* start *

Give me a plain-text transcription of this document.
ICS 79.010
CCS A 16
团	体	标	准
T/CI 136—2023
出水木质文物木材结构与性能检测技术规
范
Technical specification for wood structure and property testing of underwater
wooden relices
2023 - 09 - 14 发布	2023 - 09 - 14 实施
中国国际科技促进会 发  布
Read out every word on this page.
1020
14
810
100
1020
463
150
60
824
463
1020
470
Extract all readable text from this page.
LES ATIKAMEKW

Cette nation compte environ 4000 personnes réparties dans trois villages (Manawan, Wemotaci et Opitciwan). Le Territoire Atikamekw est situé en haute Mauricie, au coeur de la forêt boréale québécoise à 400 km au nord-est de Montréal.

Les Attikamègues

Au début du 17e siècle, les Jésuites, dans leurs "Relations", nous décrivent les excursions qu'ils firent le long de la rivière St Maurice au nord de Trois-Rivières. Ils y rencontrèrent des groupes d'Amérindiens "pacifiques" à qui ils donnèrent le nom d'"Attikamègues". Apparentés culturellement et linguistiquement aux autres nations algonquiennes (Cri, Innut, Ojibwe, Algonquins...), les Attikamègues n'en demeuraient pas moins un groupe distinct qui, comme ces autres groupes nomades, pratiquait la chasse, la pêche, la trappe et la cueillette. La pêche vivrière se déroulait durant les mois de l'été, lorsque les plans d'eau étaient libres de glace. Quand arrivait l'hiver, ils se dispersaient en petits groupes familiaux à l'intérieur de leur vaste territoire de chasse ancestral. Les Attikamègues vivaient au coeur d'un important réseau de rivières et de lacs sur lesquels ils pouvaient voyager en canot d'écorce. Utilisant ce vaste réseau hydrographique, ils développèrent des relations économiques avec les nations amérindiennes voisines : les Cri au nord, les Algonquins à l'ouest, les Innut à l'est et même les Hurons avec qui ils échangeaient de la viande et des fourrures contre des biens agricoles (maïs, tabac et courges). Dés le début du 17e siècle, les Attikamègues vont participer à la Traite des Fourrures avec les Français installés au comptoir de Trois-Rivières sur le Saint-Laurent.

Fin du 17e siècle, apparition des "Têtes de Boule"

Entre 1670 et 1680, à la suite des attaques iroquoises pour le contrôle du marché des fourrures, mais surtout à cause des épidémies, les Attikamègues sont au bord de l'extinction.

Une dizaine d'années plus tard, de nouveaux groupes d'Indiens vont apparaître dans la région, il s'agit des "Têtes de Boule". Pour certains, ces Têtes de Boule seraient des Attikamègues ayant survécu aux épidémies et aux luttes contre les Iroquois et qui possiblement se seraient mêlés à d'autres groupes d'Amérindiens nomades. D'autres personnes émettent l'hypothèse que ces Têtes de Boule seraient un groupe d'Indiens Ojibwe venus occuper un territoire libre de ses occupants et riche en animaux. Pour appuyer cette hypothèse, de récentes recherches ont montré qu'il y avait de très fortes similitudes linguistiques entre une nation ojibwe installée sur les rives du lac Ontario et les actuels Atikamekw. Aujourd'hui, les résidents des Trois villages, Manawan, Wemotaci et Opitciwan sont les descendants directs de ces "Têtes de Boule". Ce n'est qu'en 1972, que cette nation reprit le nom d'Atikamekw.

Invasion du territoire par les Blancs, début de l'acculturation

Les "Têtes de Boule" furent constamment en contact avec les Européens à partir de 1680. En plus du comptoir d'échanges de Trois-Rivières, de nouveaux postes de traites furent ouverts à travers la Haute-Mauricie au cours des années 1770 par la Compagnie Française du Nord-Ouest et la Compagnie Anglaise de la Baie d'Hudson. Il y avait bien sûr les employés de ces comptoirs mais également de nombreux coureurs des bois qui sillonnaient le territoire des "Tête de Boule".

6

* end *

• YOUR INSTRUCTIONS: Say how many lines in the records hold the string "this", and say nothing else.

• CORRECT OUTPUT: 3